--- START Data in this exercise ---

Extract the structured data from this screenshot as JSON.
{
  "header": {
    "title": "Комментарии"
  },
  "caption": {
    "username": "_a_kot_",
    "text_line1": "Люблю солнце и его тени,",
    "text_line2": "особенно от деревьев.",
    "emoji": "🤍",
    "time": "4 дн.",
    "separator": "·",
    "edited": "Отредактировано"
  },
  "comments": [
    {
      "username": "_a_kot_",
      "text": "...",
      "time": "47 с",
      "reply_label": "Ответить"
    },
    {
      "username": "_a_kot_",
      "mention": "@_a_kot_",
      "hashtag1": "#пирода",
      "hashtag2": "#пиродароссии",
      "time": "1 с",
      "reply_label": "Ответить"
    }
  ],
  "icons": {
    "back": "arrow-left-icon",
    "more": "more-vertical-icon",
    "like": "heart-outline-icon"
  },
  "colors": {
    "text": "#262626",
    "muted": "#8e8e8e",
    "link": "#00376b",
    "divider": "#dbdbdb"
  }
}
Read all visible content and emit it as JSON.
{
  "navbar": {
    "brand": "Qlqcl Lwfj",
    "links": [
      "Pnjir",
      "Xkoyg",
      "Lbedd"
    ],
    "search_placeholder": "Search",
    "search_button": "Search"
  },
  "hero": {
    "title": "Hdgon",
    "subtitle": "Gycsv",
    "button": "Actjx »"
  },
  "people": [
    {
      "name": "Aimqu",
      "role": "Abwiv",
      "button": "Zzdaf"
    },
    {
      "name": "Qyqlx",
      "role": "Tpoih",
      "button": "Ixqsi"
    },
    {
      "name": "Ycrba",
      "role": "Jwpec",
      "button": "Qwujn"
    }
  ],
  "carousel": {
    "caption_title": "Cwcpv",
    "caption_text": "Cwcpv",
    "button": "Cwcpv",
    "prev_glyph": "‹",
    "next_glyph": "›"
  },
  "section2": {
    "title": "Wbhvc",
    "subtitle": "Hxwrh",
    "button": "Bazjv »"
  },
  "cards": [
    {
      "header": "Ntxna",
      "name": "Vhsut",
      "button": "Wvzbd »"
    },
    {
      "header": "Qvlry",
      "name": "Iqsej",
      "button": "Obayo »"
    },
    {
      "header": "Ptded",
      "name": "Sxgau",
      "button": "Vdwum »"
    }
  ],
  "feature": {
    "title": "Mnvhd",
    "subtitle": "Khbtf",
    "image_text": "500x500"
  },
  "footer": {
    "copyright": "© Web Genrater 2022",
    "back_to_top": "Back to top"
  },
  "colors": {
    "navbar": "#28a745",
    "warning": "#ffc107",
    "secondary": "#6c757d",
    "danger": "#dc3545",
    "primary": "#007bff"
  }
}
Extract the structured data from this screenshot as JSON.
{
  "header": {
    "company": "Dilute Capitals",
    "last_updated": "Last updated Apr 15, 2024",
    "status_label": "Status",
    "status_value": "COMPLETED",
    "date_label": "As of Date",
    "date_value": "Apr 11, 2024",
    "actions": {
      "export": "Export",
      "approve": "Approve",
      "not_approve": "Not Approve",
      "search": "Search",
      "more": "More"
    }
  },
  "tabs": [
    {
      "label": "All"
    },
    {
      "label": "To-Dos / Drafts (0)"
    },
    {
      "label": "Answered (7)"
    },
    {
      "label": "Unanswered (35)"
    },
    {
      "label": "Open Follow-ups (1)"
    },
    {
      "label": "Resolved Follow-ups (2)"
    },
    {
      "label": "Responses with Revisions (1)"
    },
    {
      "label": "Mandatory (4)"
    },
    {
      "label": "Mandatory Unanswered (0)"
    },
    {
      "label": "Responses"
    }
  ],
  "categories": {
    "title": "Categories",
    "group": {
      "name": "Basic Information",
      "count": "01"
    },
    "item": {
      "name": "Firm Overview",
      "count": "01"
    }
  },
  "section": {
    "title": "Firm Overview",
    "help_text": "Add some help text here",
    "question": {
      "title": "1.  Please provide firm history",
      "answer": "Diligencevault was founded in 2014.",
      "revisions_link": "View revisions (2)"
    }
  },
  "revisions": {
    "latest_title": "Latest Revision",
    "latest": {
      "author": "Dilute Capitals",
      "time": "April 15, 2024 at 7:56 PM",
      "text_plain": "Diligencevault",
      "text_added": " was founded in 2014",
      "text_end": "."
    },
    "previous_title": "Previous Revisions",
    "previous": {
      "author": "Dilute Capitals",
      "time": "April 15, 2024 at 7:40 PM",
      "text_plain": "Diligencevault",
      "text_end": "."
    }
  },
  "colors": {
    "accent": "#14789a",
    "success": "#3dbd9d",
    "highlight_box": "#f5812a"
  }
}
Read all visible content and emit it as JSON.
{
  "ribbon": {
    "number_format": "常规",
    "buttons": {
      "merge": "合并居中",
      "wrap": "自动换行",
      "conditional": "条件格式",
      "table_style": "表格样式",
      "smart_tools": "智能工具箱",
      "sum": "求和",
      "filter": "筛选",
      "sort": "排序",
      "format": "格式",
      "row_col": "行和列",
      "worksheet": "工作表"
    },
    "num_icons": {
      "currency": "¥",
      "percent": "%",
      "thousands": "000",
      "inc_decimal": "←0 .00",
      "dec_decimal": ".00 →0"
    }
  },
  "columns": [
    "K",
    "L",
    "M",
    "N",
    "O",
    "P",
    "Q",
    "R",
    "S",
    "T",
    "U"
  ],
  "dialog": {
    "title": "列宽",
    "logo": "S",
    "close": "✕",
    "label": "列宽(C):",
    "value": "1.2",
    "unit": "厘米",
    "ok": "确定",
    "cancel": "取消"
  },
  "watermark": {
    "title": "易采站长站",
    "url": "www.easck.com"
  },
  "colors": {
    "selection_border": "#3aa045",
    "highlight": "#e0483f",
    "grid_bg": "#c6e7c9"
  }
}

--- END Data in this exercise ---

• [What is being asked]:
Scan the listing above and copy all lines containing the word "Follow".

• [Completed task]:
      "label": "Open Follow-ups (1)"
      "label": "Resolved Follow-ups (2)"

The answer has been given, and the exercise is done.